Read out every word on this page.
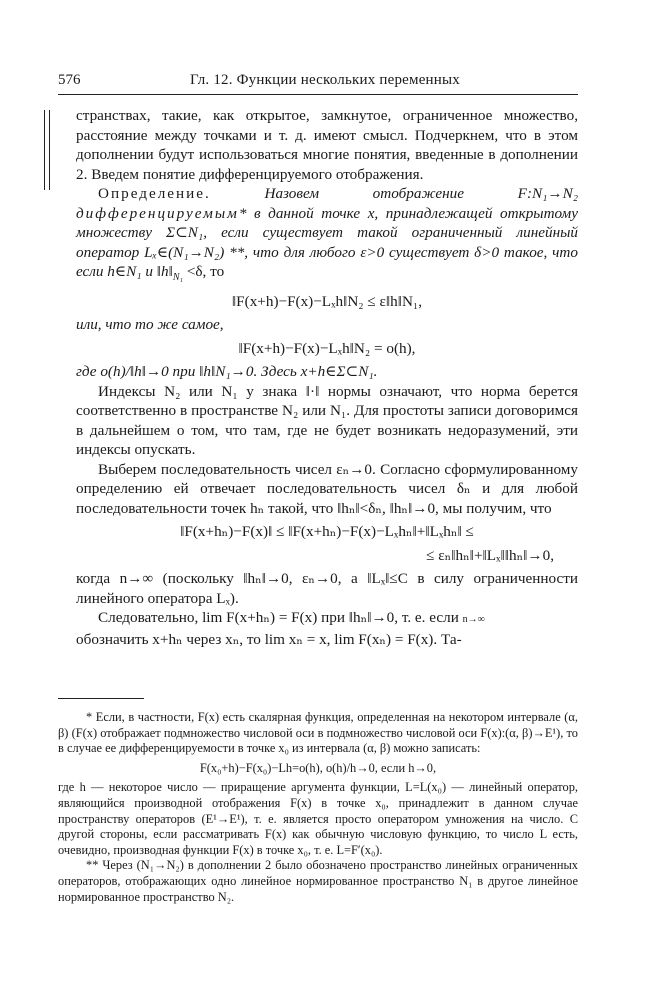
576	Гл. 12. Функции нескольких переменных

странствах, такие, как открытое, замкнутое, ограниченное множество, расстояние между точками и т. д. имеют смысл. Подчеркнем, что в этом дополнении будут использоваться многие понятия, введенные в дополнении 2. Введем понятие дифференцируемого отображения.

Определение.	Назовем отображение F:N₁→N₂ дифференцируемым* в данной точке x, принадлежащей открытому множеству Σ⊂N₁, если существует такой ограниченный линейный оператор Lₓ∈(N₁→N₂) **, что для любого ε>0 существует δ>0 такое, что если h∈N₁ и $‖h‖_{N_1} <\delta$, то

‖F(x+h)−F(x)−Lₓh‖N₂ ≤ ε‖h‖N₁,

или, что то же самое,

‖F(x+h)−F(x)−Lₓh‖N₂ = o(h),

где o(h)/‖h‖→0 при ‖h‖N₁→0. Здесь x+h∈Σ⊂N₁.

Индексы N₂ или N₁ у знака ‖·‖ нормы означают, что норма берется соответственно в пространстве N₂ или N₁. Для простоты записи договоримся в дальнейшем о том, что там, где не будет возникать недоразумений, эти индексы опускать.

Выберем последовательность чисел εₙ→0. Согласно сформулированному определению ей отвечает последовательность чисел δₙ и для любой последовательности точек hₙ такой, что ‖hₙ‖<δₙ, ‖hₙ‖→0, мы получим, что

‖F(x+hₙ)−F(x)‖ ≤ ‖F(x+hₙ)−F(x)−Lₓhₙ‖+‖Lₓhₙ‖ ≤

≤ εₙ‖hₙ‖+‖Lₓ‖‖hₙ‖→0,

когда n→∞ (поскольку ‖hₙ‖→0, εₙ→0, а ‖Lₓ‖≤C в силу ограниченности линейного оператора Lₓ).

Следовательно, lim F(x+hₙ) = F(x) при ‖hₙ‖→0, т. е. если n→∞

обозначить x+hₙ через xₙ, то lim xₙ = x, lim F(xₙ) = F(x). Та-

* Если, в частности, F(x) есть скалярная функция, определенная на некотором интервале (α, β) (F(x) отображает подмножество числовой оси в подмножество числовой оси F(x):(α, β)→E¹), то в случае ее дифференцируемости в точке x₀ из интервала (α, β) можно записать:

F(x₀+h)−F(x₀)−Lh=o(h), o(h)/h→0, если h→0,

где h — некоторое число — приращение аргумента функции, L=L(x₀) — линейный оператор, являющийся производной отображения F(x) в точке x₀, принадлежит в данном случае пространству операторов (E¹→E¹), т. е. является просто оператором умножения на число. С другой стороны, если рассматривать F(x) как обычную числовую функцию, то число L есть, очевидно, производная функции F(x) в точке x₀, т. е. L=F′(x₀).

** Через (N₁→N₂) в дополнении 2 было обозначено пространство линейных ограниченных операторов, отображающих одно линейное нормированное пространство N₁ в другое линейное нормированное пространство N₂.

What to do: Identify each line in the records above that contains the word "такой", and copy it out in full.

Written solution:
Определение.	Назовем отображение F:N₁→N₂ дифференцируемым* в данной точке x, принадлежащей открытому множеству Σ⊂N₁, если существует такой ограниченный линейный оператор Lₓ∈(N₁→N₂) **, что для любого ε>0 существует δ>0 такое, что если h∈N₁ и $‖h‖_{N_1} <\delta$, то
Выберем последовательность чисел εₙ→0. Согласно сформулированному определению ей отвечает последовательность чисел δₙ и для любой последовательности точек hₙ такой, что ‖hₙ‖<δₙ, ‖hₙ‖→0, мы получим, что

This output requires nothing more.